__Task to carry out__:
Transcribe every line, keeping it exact.

__Record excerpts__:
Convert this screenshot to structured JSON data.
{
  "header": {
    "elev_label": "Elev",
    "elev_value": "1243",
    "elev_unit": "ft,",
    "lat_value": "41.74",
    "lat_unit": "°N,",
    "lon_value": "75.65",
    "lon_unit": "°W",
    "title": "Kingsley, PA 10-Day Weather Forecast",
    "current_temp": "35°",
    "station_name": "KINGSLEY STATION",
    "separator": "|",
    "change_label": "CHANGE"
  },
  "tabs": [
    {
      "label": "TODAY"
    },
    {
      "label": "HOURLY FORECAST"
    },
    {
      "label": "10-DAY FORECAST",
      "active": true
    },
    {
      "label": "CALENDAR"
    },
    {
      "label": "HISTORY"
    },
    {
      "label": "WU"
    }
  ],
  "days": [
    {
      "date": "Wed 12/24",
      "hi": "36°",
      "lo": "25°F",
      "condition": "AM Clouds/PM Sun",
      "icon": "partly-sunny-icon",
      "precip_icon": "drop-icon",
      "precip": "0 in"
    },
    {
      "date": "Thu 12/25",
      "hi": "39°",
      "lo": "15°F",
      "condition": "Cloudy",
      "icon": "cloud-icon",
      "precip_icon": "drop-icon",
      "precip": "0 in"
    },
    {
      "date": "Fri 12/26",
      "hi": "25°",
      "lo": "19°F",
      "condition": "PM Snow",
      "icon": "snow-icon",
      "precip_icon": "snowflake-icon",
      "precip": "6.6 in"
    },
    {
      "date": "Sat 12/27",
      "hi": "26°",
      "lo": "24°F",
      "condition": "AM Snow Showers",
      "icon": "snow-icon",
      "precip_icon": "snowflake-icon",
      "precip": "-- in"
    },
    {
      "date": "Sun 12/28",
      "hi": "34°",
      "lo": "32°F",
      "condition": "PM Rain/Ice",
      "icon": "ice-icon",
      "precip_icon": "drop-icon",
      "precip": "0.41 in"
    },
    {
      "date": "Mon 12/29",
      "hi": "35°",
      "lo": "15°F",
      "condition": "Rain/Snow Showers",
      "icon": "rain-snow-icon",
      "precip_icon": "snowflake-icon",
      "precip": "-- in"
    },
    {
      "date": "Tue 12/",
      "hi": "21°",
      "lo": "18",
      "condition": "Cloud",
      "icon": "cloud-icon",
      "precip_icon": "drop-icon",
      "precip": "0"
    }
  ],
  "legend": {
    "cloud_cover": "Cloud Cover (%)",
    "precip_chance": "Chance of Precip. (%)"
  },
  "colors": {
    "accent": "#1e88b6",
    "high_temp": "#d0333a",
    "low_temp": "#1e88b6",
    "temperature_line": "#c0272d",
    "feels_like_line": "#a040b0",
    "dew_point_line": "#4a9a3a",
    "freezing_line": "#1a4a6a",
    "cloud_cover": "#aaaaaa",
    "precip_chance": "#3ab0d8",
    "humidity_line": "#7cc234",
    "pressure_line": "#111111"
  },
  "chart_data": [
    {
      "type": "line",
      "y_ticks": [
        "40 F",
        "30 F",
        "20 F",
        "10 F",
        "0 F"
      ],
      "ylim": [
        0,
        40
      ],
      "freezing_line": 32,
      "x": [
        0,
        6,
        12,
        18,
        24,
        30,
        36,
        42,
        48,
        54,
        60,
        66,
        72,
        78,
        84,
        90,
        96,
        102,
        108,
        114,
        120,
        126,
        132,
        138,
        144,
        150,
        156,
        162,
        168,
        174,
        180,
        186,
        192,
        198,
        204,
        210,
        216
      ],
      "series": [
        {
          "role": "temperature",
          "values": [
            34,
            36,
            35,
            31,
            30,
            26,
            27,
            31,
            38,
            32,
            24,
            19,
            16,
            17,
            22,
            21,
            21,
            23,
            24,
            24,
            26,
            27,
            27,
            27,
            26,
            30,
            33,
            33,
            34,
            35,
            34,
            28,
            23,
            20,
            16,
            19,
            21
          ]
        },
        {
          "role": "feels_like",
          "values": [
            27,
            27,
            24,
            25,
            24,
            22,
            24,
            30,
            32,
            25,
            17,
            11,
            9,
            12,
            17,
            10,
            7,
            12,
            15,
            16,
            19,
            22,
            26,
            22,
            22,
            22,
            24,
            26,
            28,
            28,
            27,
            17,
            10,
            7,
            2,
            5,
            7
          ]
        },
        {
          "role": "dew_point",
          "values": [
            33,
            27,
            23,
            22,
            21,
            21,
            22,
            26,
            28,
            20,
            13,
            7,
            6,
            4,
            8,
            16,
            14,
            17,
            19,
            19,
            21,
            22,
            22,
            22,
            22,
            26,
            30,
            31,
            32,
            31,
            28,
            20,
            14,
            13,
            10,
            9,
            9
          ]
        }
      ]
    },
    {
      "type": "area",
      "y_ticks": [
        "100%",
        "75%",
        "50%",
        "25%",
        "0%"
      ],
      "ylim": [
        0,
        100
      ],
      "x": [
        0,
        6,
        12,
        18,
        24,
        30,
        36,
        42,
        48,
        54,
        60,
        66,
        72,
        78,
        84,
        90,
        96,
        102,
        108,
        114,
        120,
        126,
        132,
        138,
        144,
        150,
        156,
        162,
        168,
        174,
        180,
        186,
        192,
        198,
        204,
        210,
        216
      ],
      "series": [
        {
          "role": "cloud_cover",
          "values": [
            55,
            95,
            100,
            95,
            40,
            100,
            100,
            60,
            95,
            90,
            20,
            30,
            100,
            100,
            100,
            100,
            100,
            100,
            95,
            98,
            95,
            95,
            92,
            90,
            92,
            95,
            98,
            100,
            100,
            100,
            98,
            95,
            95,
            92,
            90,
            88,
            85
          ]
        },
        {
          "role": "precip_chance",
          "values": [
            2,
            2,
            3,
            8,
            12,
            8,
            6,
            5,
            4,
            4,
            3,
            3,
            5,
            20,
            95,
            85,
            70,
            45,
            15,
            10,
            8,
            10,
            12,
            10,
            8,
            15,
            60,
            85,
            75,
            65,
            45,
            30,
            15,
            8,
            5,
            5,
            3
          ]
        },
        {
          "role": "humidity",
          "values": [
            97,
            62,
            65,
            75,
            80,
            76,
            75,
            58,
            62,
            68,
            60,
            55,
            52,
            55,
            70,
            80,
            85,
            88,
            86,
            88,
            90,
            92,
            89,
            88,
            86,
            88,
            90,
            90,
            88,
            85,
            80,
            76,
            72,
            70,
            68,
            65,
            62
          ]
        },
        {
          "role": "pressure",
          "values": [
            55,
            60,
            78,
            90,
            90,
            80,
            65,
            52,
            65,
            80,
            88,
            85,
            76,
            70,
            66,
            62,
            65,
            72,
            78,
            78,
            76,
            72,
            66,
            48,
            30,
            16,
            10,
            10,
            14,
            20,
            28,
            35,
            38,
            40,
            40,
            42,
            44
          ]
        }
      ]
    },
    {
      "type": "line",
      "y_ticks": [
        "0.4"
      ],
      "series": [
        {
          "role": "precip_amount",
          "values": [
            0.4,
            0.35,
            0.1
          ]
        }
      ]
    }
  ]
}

__Expected output__:
Convert this screenshot to structured JSON data.
{
  "header": {
    "elev_label": "Elev",
    "elev_value": "1243",
    "elev_unit": "ft,",
    "lat_value": "41.74",
    "lat_unit": "°N,",
    "lon_value": "75.65",
    "lon_unit": "°W",
    "title": "Kingsley, PA 10-Day Weather Forecast",
    "current_temp": "35°",
    "station_name": "KINGSLEY STATION",
    "separator": "|",
    "change_label": "CHANGE"
  },
  "tabs": [
    {
      "label": "TODAY"
    },
    {
      "label": "HOURLY FORECAST"
    },
    {
      "label": "10-DAY FORECAST",
      "active": true
    },
    {
      "label": "CALENDAR"
    },
    {
      "label": "HISTORY"
    },
    {
      "label": "WU"
    }
  ],
  "days": [
    {
      "date": "Wed 12/24",
      "hi": "36°",
      "lo": "25°F",
      "condition": "AM Clouds/PM Sun",
      "icon": "partly-sunny-icon",
      "precip_icon": "drop-icon",
      "precip": "0 in"
    },
    {
      "date": "Thu 12/25",
      "hi": "39°",
      "lo": "15°F",
      "condition": "Cloudy",
      "icon": "cloud-icon",
      "precip_icon": "drop-icon",
      "precip": "0 in"
    },
    {
      "date": "Fri 12/26",
      "hi": "25°",
      "lo": "19°F",
      "condition": "PM Snow",
      "icon": "snow-icon",
      "precip_icon": "snowflake-icon",
      "precip": "6.6 in"
    },
    {
      "date": "Sat 12/27",
      "hi": "26°",
      "lo": "24°F",
      "condition": "AM Snow Showers",
      "icon": "snow-icon",
      "precip_icon": "snowflake-icon",
      "precip": "-- in"
    },
    {
      "date": "Sun 12/28",
      "hi": "34°",
      "lo": "32°F",
      "condition": "PM Rain/Ice",
      "icon": "ice-icon",
      "precip_icon": "drop-icon",
      "precip": "0.41 in"
    },
    {
      "date": "Mon 12/29",
      "hi": "35°",
      "lo": "15°F",
      "condition": "Rain/Snow Showers",
      "icon": "rain-snow-icon",
      "precip_icon": "snowflake-icon",
      "precip": "-- in"
    },
    {
      "date": "Tue 12/",
      "hi": "21°",
      "lo": "18",
      "condition": "Cloud",
      "icon": "cloud-icon",
      "precip_icon": "drop-icon",
      "precip": "0"
    }
  ],
  "legend": {
    "cloud_cover": "Cloud Cover (%)",
    "precip_chance": "Chance of Precip. (%)"
  },
  "colors": {
    "accent": "#1e88b6",
    "high_temp": "#d0333a",
    "low_temp": "#1e88b6",
    "temperature_line": "#c0272d",
    "feels_like_line": "#a040b0",
    "dew_point_line": "#4a9a3a",
    "freezing_line": "#1a4a6a",
    "cloud_cover": "#aaaaaa",
    "precip_chance": "#3ab0d8",
    "humidity_line": "#7cc234",
    "pressure_line": "#111111"
  },
  "chart_data": [
    {
      "type": "line",
      "y_ticks": [
        "40 F",
        "30 F",
        "20 F",
        "10 F",
        "0 F"
      ],
      "ylim": [
        0,
        40
      ],
      "freezing_line": 32,
      "x": [
        0,
        6,
        12,
        18,
        24,
        30,
        36,
        42,
        48,
        54,
        60,
        66,
        72,
        78,
        84,
        90,
        96,
        102,
        108,
        114,
        120,
        126,
        132,
        138,
        144,
        150,
        156,
        162,
        168,
        174,
        180,
        186,
        192,
        198,
        204,
        210,
        216
      ],
      "series": [
        {
          "role": "temperature",
          "values": [
            34,
            36,
            35,
            31,
            30,
            26,
            27,
            31,
            38,
            32,
            24,
            19,
            16,
            17,
            22,
            21,
            21,
            23,
            24,
            24,
            26,
            27,
            27,
            27,
            26,
            30,
            33,
            33,
            34,
            35,
            34,
            28,
            23,
            20,
            16,
            19,
            21
          ]
        },
        {
          "role": "feels_like",
          "values": [
            27,
            27,
            24,
            25,
            24,
            22,
            24,
            30,
            32,
            25,
            17,
            11,
            9,
            12,
            17,
            10,
            7,
            12,
            15,
            16,
            19,
            22,
            26,
            22,
            22,
            22,
            24,
            26,
            28,
            28,
            27,
            17,
            10,
            7,
            2,
            5,
            7
          ]
        },
        {
          "role": "dew_point",
          "values": [
            33,
            27,
            23,
            22,
            21,
            21,
            22,
            26,
            28,
            20,
            13,
            7,
            6,
            4,
            8,
            16,
            14,
            17,
            19,
            19,
            21,
            22,
            22,
            22,
            22,
            26,
            30,
            31,
            32,
            31,
            28,
            20,
            14,
            13,
            10,
            9,
            9
          ]
        }
      ]
    },
    {
      "type": "area",
      "y_ticks": [
        "100%",
        "75%",
        "50%",
        "25%",
        "0%"
      ],
      "ylim": [
        0,
        100
      ],
      "x": [
        0,
        6,
        12,
        18,
        24,
        30,
        36,
        42,
        48,
        54,
        60,
        66,
        72,
        78,
        84,
        90,
        96,
        102,
        108,
        114,
        120,
        126,
        132,
        138,
        144,
        150,
        156,
        162,
        168,
        174,
        180,
        186,
        192,
        198,
        204,
        210,
        216
      ],
      "series": [
        {
          "role": "cloud_cover",
          "values": [
            55,
            95,
            100,
            95,
            40,
            100,
            100,
            60,
            95,
            90,
            20,
            30,
            100,
            100,
            100,
            100,
            100,
            100,
            95,
            98,
            95,
            95,
            92,
            90,
            92,
            95,
            98,
            100,
            100,
            100,
            98,
            95,
            95,
            92,
            90,
            88,
            85
          ]
        },
        {
          "role": "precip_chance",
          "values": [
            2,
            2,
            3,
            8,
            12,
            8,
            6,
            5,
            4,
            4,
            3,
            3,
            5,
            20,
            95,
            85,
            70,
            45,
            15,
            10,
            8,
            10,
            12,
            10,
            8,
            15,
            60,
            85,
            75,
            65,
            45,
            30,
            15,
            8,
            5,
            5,
            3
          ]
        },
        {
          "role": "humidity",
          "values": [
            97,
            62,
            65,
            75,
            80,
            76,
            75,
            58,
            62,
            68,
            60,
            55,
            52,
            55,
            70,
            80,
            85,
            88,
            86,
            88,
            90,
            92,
            89,
            88,
            86,
            88,
            90,
            90,
            88,
            85,
            80,
            76,
            72,
            70,
            68,
            65,
            62
          ]
        },
        {
          "role": "pressure",
          "values": [
            55,
            60,
            78,
            90,
            90,
            80,
            65,
            52,
            65,
            80,
            88,
            85,
            76,
            70,
            66,
            62,
            65,
            72,
            78,
            78,
            76,
            72,
            66,
            48,
            30,
            16,
            10,
            10,
            14,
            20,
            28,
            35,
            38,
            40,
            40,
            42,
            44
          ]
        }
      ]
    },
    {
      "type": "line",
      "y_ticks": [
        "0.4"
      ],
      "series": [
        {
          "role": "precip_amount",
          "values": [
            0.4,
            0.35,
            0.1
          ]
        }
      ]
    }
  ]
}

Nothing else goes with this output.